**LISTED RECORDS**
— start —
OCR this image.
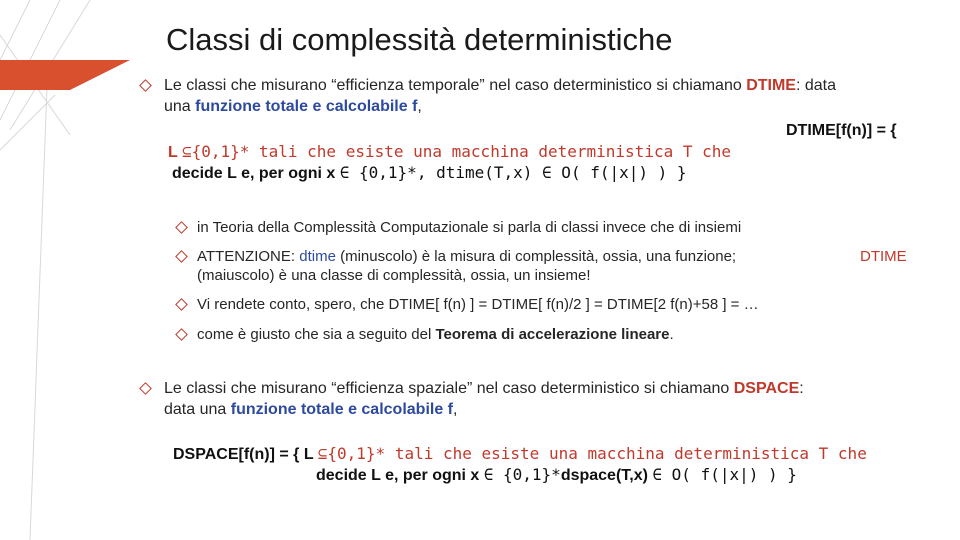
Classi di complessità deterministiche
Le classi che misurano “efficienza temporale” nel caso deterministico si chiamano DTIME: data
una funzione totale e calcolabile f,
DTIME[f(n)] = {
L ⊆{0,1}* tali che esiste una macchina deterministica T che
decide L e, per ogni x ∈ {0,1}*, dtime(T,x) ∈ O( f(|x|) ) }
in Teoria della Complessità Computazionale si parla di classi invece che di insiemi
ATTENZIONE: dtime (minuscolo) è la misura di complessità, ossia, una funzione;	DTIME
(maiuscolo) è una classe di complessità, ossia, un insieme!
Vi rendete conto, spero, che DTIME[ f(n) ] = DTIME[ f(n)/2 ] = DTIME[2 f(n)+58 ] = …
come è giusto che sia a seguito del Teorema di accelerazione lineare.
Le classi che misurano “efficienza spaziale” nel caso deterministico si chiamano DSPACE:
data una funzione totale e calcolabile f,
DSPACE[f(n)] = { L ⊆{0,1}* tali che esiste una macchina deterministica T che
decide L e, per ogni x ∈ {0,1}*dspace(T,x) ∈ O( f(|x|) ) }
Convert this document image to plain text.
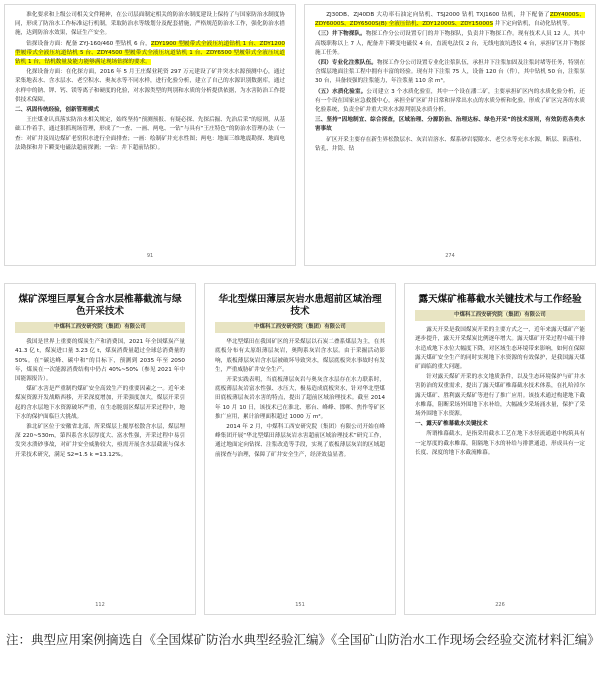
准化要求和上级公司相关文件精神，在公司层面制定相关的防治水制度建设上保持了与国家防治水制度协同，形成了防治水工作标准运行机制，采取防治水等级划分及配套措施，严格规范防治水工作，强化防治水措施，达到防治水效果，保证生产安全。

钻探设备方面：配备 ZYJ-160/460 型钻机 6 台，ZDY1900 型履带式全液压坑道钻机 1 台、ZDY1200 型履带式全液压坑道钻机 5 台、ZDY4500 型履带式全液压坑道钻机 1 台、ZDY6500 型履带式全液压坑道钻机 1 台，钻机数量及能力能够满足现场钻探的要求。

化探设备方面：在化探方面，2016 年 5 月王庄煤业耗资 297 万元建设了矿井突水水源预测中心，通过采集地表水、含水层水、老空积水、奥灰水等不同水样，进行化验分析，建立了自己的水源识别数据库，通过水样中的钠、钾、钙、镁等离子和硬度的化验，对水源类型的判别和水质的分析提供依据，为水害防治工作提供技术保障。

二、巩固传统经验，创新管理模式

王庄煤业认真落实防治水相关规定，始终坚持“预测预报、有疑必探、先探后掘、先治后采”的原则，从基础工作着手，通过狠抓现场管理，形成了“一查、一画、两电、一钻”与具有“王庄特色”的防治水管理办法（一查：对矿井及周边煤矿老窑积水进行全面排查；一画：绘制矿井充水性图；两电：地面三维地震勘探、地面电法勘探和井下瞬变电磁法超前探测；一钻：井下超前钻探）。

91

ZJ30DB、ZJ40DB 大功率石油定向钻机、TSJ2000 钻机 TXJ1600 钻机，井下配备了ZDY4000S、ZDY6000S、ZDY6500S(B) 全液压钻机、ZDY12000S、ZDY15000S 井下定向钻机，自动化钻机等。

（三）井下物探队。物探工作分公司设置专门的井下物探队，负责井下物探工作。现有技术人员 12 人，其中高级职称以上 7 人，配备井下瞬变电磁仪 4 台，直流电法仪 2 台，无线电波坑透仪 4 台，承担矿区井下物探施工任务。

（四）专业化注浆队伍。物探工作分公司设置专业化注浆队伍，承担井下注浆加固及注浆封堵等任务，特别在含煤层地面注浆工程中拥有丰富的经验。现有井下注浆 75 人，设备 120 台（件），其中钻机 50 台，注浆泵 30 台，具备较强的注浆能力，年注浆量 110 余 m³。

（五）水质化验室。公司建立 3 个水质化验室，其中一个设在潘二矿，主要承担矿区内的水质化验分析，还有一个设在国家应急救援中心，承担全矿区矿井日常和异常出水点的水质分析和化验，形成了矿区完善的水质化验系统，负责全矿井重大突水水源判别及水质分析。

三、坚持“因地制宜、综合探查，区域治理、分源防治、治理达标、绿色开采”的技术原则，有效防范各类水害事故

矿区开采主要存在新生界松散层水、灰岩岩溶水、煤系砂岩裂隙水、老空水等充水水源，断层、陷落柱、钻孔、井筒、钻

274
煤矿深埋巨厚复合含水层椎幕截流与绿色开采技术
中煤科工西安研究院（集团）有限公司

我国是世界上重要的煤炭生产和消费国，2021 年全国煤炭产量 41.3 亿 t，煤炭进口量 3.23 亿 t，煤炭消费量超过全球总消费量的 50%。在“碳达峰、碳中和”的目标下，预测到 2035 年至 2050 年，煤炭在一次能源消费结构中仍占 40%~50%（参见 2021 年中国能源报告）。

煤矿水害是严重制约煤矿安全高效生产的重要因素之一。近年来煤炭资源开发战略西移，开采深度增加，开采强度加大，煤层开采引起的含水层地下水资源破坏严重，在生态脆弱区煤层开采过程中，地下水的保护面临巨大挑战。

淮北矿区位于安徽省北部，所采煤层上覆厚松散含水层，煤层埋深 220~530m，第四系含水层厚度大、富水性强，开采过程中易引发突水溃砂事故，对矿井安全威胁较大，亟需开展含水层截流与保水开采技术研究，满足 S2=1.5 k =13.12%。

112
华北型煤田薄层灰岩水患超前区域治理技术
中煤科工西安研究院（集团）有限公司

华北型煤田在我国矿区的开采煤层以石炭二叠系煤层为主，在其底板分布有太原组薄层灰岩，奥陶系灰岩含水层。由于采掘活动影响，底板薄层灰岩含水层被破坏导致突水，煤层底板突水事故时有发生，严重威胁矿井安全生产。

开采实践表明，当底板薄层灰岩与奥灰含水层存在水力联系时，底板薄层灰岩富水性强、水压大，极易造成底板突水，针对华北型煤田底板薄层灰岩水害的特点，提出了超前区域治理技术。截至 2014 年 10 月 10 日，该技术已在淮北、邢台、峰峰、邯郸、焦作等矿区推广应用，累计治理面积超过 1000 万 m²。

2014 年 2 月，中煤科工西安研究院（集团）有限公司开始在峰峰集团开展“华北型煤田薄层灰岩水害超前区域治理技术”研究工作，通过地面定向钻探、注浆改造等手段，实现了底板薄层灰岩的区域超前探查与治理，保障了矿井安全生产，经济效益显著。

151
露天煤矿椎幕截水关键技术与工作经验
中煤科工西安研究院（集团）有限公司

露天开采是我国煤炭开采的主要方式之一，近年来露天煤矿产能逐步提升，露天开采煤炭比例逐年增大。露天煤矿开采过程中疏干排水造成地下水位大幅度下降，对区域生态环境带来影响，如何在保障露天煤矿安全生产的同时实现地下水资源的有效保护，是我国露天煤矿面临的重大问题。

针对露天煤矿开采的水文地质条件，以及生态环境保护与矿井水害防治的双重需求，提出了露天煤矿椎幕截水技术体系，在扎哈淖尔露天煤矿、胜利露天煤矿等进行了推广应用。该技术通过构建地下截水帷幕，阻断采场外围地下水补给，大幅减少采场涌水量，保护了采场外围地下水资源。

一、露天矿椎幕截水关键技术

所谓椎幕截水，是指采用截水工艺在地下水径流通道中构筑具有一定厚度的截水帷幕，阻隔地下水的补给与排泄通道，形成具有一定长度、深度的地下水截流帷幕。

226
注：典型应用案例摘选自《全国煤矿防治水典型经验汇编》《全国矿山防治水工作现场会经验交流材料汇编》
— end —
**TASK REQUIREMENTS**
Return all lines containing "misurano".

**FINAL ANSWER**
Le classi che misurano “efficienza temporale” nel caso deterministico si chiamano DTIME: data
Le classi che misurano “efficienza spaziale” nel caso deterministico si chiamano DSPACE:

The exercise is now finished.